## Task goal
Copy out all the records exactly.

######

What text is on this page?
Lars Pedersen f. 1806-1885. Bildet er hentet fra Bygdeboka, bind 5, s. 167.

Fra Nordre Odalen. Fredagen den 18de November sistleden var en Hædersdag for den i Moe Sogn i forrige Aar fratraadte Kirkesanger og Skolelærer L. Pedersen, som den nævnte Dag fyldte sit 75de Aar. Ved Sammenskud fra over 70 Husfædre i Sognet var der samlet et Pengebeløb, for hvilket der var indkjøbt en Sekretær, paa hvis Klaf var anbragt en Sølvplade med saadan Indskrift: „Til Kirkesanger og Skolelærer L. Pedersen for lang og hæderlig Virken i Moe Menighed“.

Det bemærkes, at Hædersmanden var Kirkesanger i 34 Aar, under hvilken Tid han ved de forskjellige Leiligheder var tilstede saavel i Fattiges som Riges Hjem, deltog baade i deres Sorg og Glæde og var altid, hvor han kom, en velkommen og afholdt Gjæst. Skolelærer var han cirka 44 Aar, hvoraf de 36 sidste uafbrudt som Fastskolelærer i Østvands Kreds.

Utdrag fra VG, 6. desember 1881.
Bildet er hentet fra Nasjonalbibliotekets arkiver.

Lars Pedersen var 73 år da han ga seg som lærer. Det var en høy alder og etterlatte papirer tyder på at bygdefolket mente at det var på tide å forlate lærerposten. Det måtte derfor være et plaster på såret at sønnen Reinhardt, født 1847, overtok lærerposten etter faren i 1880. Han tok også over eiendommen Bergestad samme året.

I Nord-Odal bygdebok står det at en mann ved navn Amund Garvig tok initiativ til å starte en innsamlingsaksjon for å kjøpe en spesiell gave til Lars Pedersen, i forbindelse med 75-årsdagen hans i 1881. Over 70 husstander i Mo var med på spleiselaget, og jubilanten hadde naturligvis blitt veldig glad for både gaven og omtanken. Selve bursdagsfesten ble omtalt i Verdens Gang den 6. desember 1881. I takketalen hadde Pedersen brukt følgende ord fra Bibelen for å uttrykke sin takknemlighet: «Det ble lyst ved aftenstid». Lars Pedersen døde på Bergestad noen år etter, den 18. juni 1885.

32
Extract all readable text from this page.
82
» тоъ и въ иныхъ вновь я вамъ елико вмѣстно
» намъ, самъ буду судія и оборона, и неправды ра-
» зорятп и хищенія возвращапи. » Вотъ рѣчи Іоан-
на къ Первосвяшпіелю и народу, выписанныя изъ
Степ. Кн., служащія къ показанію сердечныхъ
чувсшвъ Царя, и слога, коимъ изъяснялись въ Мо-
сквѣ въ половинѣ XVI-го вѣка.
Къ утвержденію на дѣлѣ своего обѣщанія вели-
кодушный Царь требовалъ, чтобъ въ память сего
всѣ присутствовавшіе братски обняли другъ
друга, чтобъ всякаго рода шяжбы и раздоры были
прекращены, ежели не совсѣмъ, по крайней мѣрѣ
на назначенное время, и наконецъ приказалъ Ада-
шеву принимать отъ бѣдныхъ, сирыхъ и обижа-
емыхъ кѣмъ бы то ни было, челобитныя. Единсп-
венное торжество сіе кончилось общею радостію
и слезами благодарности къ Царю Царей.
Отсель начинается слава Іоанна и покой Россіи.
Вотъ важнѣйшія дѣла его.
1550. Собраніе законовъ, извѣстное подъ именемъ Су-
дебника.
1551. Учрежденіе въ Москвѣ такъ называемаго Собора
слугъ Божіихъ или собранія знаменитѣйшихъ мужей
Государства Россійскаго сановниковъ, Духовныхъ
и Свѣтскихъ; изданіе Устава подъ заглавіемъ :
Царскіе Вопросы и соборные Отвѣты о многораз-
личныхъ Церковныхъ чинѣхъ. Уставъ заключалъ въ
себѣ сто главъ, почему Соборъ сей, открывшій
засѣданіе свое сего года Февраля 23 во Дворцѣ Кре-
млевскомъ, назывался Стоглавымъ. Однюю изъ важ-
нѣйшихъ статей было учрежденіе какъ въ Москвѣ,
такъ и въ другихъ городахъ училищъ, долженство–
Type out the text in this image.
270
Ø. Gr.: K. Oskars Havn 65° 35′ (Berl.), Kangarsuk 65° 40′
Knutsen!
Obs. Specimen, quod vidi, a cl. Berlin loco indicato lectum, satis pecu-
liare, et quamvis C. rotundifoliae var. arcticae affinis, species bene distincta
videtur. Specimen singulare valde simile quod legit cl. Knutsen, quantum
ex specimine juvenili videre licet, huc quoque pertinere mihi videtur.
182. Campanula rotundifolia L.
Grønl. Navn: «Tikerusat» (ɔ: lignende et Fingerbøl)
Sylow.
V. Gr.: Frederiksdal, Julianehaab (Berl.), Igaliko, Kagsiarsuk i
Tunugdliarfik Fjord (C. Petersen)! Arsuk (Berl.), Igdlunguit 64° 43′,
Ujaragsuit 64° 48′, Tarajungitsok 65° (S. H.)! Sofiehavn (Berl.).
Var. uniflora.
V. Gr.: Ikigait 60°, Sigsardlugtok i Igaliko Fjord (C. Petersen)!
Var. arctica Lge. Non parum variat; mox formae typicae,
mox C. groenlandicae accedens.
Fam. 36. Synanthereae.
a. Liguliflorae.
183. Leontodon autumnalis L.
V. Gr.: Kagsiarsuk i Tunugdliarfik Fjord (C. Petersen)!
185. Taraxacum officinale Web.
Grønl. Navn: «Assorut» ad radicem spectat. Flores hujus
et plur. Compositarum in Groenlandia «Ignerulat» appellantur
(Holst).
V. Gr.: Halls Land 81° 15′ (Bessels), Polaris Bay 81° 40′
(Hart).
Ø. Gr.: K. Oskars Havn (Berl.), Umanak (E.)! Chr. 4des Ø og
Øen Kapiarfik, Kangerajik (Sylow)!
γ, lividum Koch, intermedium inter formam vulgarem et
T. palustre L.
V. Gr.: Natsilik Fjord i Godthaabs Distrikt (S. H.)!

######

## Response to this task
What text is on this page?
Lars Pedersen f. 1806-1885. Bildet er hentet fra Bygdeboka, bind 5, s. 167.

Fra Nordre Odalen. Fredagen den 18de November sistleden var en Hædersdag for den i Moe Sogn i forrige Aar fratraadte Kirkesanger og Skolelærer L. Pedersen, som den nævnte Dag fyldte sit 75de Aar. Ved Sammenskud fra over 70 Husfædre i Sognet var der samlet et Pengebeløb, for hvilket der var indkjøbt en Sekretær, paa hvis Klaf var anbragt en Sølvplade med saadan Indskrift: „Til Kirkesanger og Skolelærer L. Pedersen for lang og hæderlig Virken i Moe Menighed“.

Det bemærkes, at Hædersmanden var Kirkesanger i 34 Aar, under hvilken Tid han ved de forskjellige Leiligheder var tilstede saavel i Fattiges som Riges Hjem, deltog baade i deres Sorg og Glæde og var altid, hvor han kom, en velkommen og afholdt Gjæst. Skolelærer var han cirka 44 Aar, hvoraf de 36 sidste uafbrudt som Fastskolelærer i Østvands Kreds.

Utdrag fra VG, 6. desember 1881.
Bildet er hentet fra Nasjonalbibliotekets arkiver.

Lars Pedersen var 73 år da han ga seg som lærer. Det var en høy alder og etterlatte papirer tyder på at bygdefolket mente at det var på tide å forlate lærerposten. Det måtte derfor være et plaster på såret at sønnen Reinhardt, født 1847, overtok lærerposten etter faren i 1880. Han tok også over eiendommen Bergestad samme året.

I Nord-Odal bygdebok står det at en mann ved navn Amund Garvig tok initiativ til å starte en innsamlingsaksjon for å kjøpe en spesiell gave til Lars Pedersen, i forbindelse med 75-årsdagen hans i 1881. Over 70 husstander i Mo var med på spleiselaget, og jubilanten hadde naturligvis blitt veldig glad for både gaven og omtanken. Selve bursdagsfesten ble omtalt i Verdens Gang den 6. desember 1881. I takketalen hadde Pedersen brukt følgende ord fra Bibelen for å uttrykke sin takknemlighet: «Det ble lyst ved aftenstid». Lars Pedersen døde på Bergestad noen år etter, den 18. juni 1885.

32
Extract all readable text from this page.
82
» тоъ и въ иныхъ вновь я вамъ елико вмѣстно
» намъ, самъ буду судія и оборона, и неправды ра-
» зорятп и хищенія возвращапи. » Вотъ рѣчи Іоан-
на къ Первосвяшпіелю и народу, выписанныя изъ
Степ. Кн., служащія къ показанію сердечныхъ
чувсшвъ Царя, и слога, коимъ изъяснялись въ Мо-
сквѣ въ половинѣ XVI-го вѣка.
Къ утвержденію на дѣлѣ своего обѣщанія вели-
кодушный Царь требовалъ, чтобъ въ память сего
всѣ присутствовавшіе братски обняли другъ
друга, чтобъ всякаго рода шяжбы и раздоры были
прекращены, ежели не совсѣмъ, по крайней мѣрѣ
на назначенное время, и наконецъ приказалъ Ада-
шеву принимать отъ бѣдныхъ, сирыхъ и обижа-
емыхъ кѣмъ бы то ни было, челобитныя. Единсп-
венное торжество сіе кончилось общею радостію
и слезами благодарности къ Царю Царей.
Отсель начинается слава Іоанна и покой Россіи.
Вотъ важнѣйшія дѣла его.
1550. Собраніе законовъ, извѣстное подъ именемъ Су-
дебника.
1551. Учрежденіе въ Москвѣ такъ называемаго Собора
слугъ Божіихъ или собранія знаменитѣйшихъ мужей
Государства Россійскаго сановниковъ, Духовныхъ
и Свѣтскихъ; изданіе Устава подъ заглавіемъ :
Царскіе Вопросы и соборные Отвѣты о многораз-
личныхъ Церковныхъ чинѣхъ. Уставъ заключалъ въ
себѣ сто главъ, почему Соборъ сей, открывшій
засѣданіе свое сего года Февраля 23 во Дворцѣ Кре-
млевскомъ, назывался Стоглавымъ. Однюю изъ важ-
нѣйшихъ статей было учрежденіе какъ въ Москвѣ,
такъ и въ другихъ городахъ училищъ, долженство–
Type out the text in this image.
270
Ø. Gr.: K. Oskars Havn 65° 35′ (Berl.), Kangarsuk 65° 40′
Knutsen!
Obs. Specimen, quod vidi, a cl. Berlin loco indicato lectum, satis pecu-
liare, et quamvis C. rotundifoliae var. arcticae affinis, species bene distincta
videtur. Specimen singulare valde simile quod legit cl. Knutsen, quantum
ex specimine juvenili videre licet, huc quoque pertinere mihi videtur.
182. Campanula rotundifolia L.
Grønl. Navn: «Tikerusat» (ɔ: lignende et Fingerbøl)
Sylow.
V. Gr.: Frederiksdal, Julianehaab (Berl.), Igaliko, Kagsiarsuk i
Tunugdliarfik Fjord (C. Petersen)! Arsuk (Berl.), Igdlunguit 64° 43′,
Ujaragsuit 64° 48′, Tarajungitsok 65° (S. H.)! Sofiehavn (Berl.).
Var. uniflora.
V. Gr.: Ikigait 60°, Sigsardlugtok i Igaliko Fjord (C. Petersen)!
Var. arctica Lge. Non parum variat; mox formae typicae,
mox C. groenlandicae accedens.
Fam. 36. Synanthereae.
a. Liguliflorae.
183. Leontodon autumnalis L.
V. Gr.: Kagsiarsuk i Tunugdliarfik Fjord (C. Petersen)!
185. Taraxacum officinale Web.
Grønl. Navn: «Assorut» ad radicem spectat. Flores hujus
et plur. Compositarum in Groenlandia «Ignerulat» appellantur
(Holst).
V. Gr.: Halls Land 81° 15′ (Bessels), Polaris Bay 81° 40′
(Hart).
Ø. Gr.: K. Oskars Havn (Berl.), Umanak (E.)! Chr. 4des Ø og
Øen Kapiarfik, Kangerajik (Sylow)!
γ, lividum Koch, intermedium inter formam vulgarem et
T. palustre L.
V. Gr.: Natsilik Fjord i Godthaabs Distrikt (S. H.)!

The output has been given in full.